**Data records:**

•••••

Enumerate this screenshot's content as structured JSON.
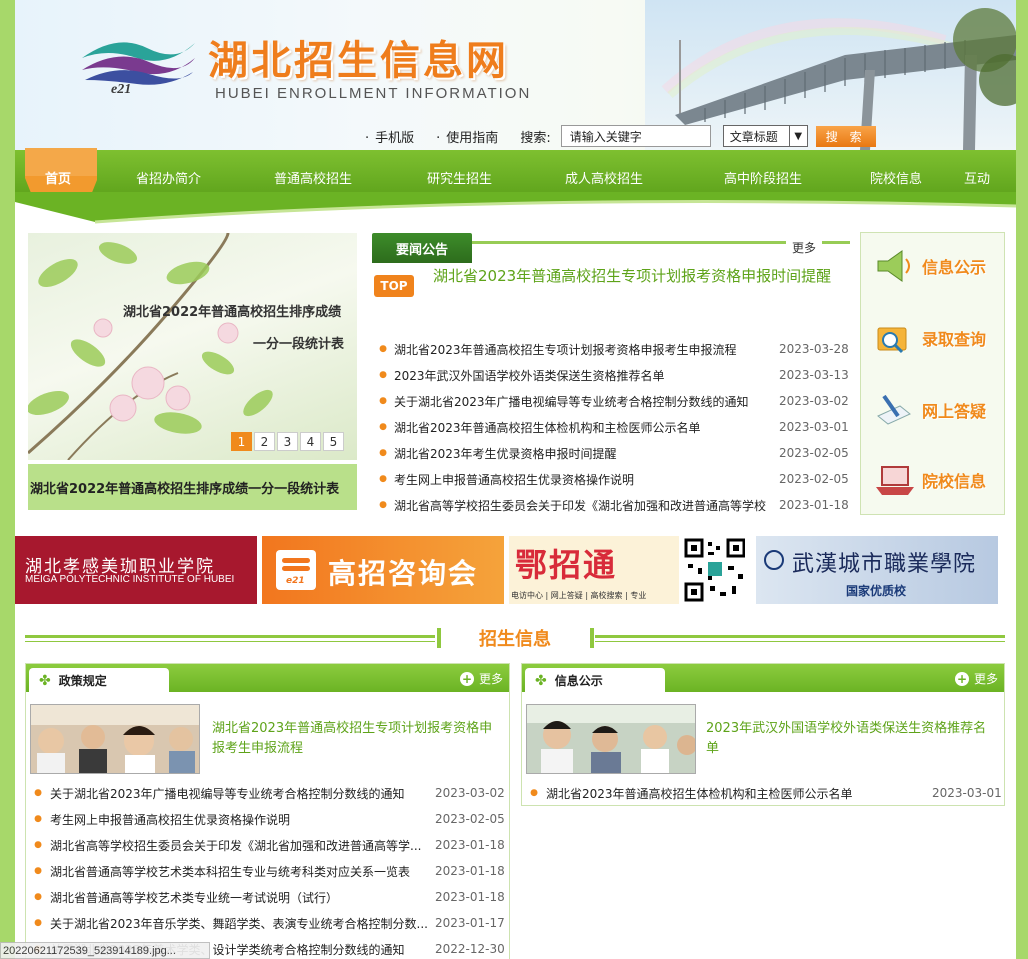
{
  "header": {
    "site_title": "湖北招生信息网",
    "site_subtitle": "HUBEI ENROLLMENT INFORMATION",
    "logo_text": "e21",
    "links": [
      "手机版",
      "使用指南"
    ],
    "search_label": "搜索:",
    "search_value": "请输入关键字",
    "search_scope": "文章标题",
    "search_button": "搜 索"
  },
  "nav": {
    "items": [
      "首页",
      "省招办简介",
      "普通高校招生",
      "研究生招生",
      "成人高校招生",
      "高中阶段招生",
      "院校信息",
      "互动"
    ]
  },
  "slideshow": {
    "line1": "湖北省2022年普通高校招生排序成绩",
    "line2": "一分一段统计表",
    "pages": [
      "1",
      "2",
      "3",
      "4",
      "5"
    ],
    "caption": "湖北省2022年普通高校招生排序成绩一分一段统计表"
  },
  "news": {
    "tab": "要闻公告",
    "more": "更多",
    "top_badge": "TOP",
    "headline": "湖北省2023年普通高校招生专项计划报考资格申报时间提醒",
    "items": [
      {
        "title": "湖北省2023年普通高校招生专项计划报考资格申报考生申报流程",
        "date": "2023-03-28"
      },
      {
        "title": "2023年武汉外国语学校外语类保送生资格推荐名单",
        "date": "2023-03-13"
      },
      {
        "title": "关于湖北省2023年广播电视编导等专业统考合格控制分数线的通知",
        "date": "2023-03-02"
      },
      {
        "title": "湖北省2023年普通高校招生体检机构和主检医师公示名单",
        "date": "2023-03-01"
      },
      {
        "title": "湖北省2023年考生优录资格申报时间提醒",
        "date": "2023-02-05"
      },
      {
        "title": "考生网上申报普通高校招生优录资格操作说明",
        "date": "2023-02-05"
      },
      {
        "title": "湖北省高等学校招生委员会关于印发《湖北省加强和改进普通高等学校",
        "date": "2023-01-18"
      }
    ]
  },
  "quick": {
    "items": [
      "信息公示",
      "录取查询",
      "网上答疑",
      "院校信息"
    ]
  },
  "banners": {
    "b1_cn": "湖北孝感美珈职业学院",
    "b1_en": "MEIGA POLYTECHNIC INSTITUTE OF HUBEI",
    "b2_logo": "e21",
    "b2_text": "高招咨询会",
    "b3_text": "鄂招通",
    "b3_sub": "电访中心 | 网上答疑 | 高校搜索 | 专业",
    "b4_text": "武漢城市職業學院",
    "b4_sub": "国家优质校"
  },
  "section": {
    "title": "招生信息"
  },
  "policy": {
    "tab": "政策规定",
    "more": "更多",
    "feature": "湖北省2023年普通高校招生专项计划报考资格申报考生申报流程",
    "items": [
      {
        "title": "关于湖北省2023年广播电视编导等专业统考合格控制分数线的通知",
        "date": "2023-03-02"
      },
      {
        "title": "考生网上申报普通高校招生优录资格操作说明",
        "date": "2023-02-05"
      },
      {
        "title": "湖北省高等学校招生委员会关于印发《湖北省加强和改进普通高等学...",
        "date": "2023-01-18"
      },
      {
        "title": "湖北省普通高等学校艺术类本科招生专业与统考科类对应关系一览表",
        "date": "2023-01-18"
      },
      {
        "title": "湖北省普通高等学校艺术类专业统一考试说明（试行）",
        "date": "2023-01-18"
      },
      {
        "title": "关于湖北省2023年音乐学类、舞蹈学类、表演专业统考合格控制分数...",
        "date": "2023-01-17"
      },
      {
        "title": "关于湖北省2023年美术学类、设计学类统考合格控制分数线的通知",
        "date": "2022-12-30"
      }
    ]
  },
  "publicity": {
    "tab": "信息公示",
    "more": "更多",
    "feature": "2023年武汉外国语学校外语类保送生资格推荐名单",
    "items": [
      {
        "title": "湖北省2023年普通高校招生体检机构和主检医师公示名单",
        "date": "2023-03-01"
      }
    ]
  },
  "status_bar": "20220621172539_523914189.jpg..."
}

•••••

**Set exercise:**
The data above needs to be retyped exactly, with the images left out.

**Response:**
Enumerate this screenshot's content as structured JSON.
{
  "header": {
    "site_title": "湖北招生信息网",
    "site_subtitle": "HUBEI ENROLLMENT INFORMATION",
    "logo_text": "e21",
    "links": [
      "手机版",
      "使用指南"
    ],
    "search_label": "搜索:",
    "search_value": "请输入关键字",
    "search_scope": "文章标题",
    "search_button": "搜 索"
  },
  "nav": {
    "items": [
      "首页",
      "省招办简介",
      "普通高校招生",
      "研究生招生",
      "成人高校招生",
      "高中阶段招生",
      "院校信息",
      "互动"
    ]
  },
  "slideshow": {
    "line1": "湖北省2022年普通高校招生排序成绩",
    "line2": "一分一段统计表",
    "pages": [
      "1",
      "2",
      "3",
      "4",
      "5"
    ],
    "caption": "湖北省2022年普通高校招生排序成绩一分一段统计表"
  },
  "news": {
    "tab": "要闻公告",
    "more": "更多",
    "top_badge": "TOP",
    "headline": "湖北省2023年普通高校招生专项计划报考资格申报时间提醒",
    "items": [
      {
        "title": "湖北省2023年普通高校招生专项计划报考资格申报考生申报流程",
        "date": "2023-03-28"
      },
      {
        "title": "2023年武汉外国语学校外语类保送生资格推荐名单",
        "date": "2023-03-13"
      },
      {
        "title": "关于湖北省2023年广播电视编导等专业统考合格控制分数线的通知",
        "date": "2023-03-02"
      },
      {
        "title": "湖北省2023年普通高校招生体检机构和主检医师公示名单",
        "date": "2023-03-01"
      },
      {
        "title": "湖北省2023年考生优录资格申报时间提醒",
        "date": "2023-02-05"
      },
      {
        "title": "考生网上申报普通高校招生优录资格操作说明",
        "date": "2023-02-05"
      },
      {
        "title": "湖北省高等学校招生委员会关于印发《湖北省加强和改进普通高等学校",
        "date": "2023-01-18"
      }
    ]
  },
  "quick": {
    "items": [
      "信息公示",
      "录取查询",
      "网上答疑",
      "院校信息"
    ]
  },
  "banners": {
    "b1_cn": "湖北孝感美珈职业学院",
    "b1_en": "MEIGA POLYTECHNIC INSTITUTE OF HUBEI",
    "b2_logo": "e21",
    "b2_text": "高招咨询会",
    "b3_text": "鄂招通",
    "b3_sub": "电访中心 | 网上答疑 | 高校搜索 | 专业",
    "b4_text": "武漢城市職業學院",
    "b4_sub": "国家优质校"
  },
  "section": {
    "title": "招生信息"
  },
  "policy": {
    "tab": "政策规定",
    "more": "更多",
    "feature": "湖北省2023年普通高校招生专项计划报考资格申报考生申报流程",
    "items": [
      {
        "title": "关于湖北省2023年广播电视编导等专业统考合格控制分数线的通知",
        "date": "2023-03-02"
      },
      {
        "title": "考生网上申报普通高校招生优录资格操作说明",
        "date": "2023-02-05"
      },
      {
        "title": "湖北省高等学校招生委员会关于印发《湖北省加强和改进普通高等学...",
        "date": "2023-01-18"
      },
      {
        "title": "湖北省普通高等学校艺术类本科招生专业与统考科类对应关系一览表",
        "date": "2023-01-18"
      },
      {
        "title": "湖北省普通高等学校艺术类专业统一考试说明（试行）",
        "date": "2023-01-18"
      },
      {
        "title": "关于湖北省2023年音乐学类、舞蹈学类、表演专业统考合格控制分数...",
        "date": "2023-01-17"
      },
      {
        "title": "关于湖北省2023年美术学类、设计学类统考合格控制分数线的通知",
        "date": "2022-12-30"
      }
    ]
  },
  "publicity": {
    "tab": "信息公示",
    "more": "更多",
    "feature": "2023年武汉外国语学校外语类保送生资格推荐名单",
    "items": [
      {
        "title": "湖北省2023年普通高校招生体检机构和主检医师公示名单",
        "date": "2023-03-01"
      }
    ]
  },
  "status_bar": "20220621172539_523914189.jpg..."
}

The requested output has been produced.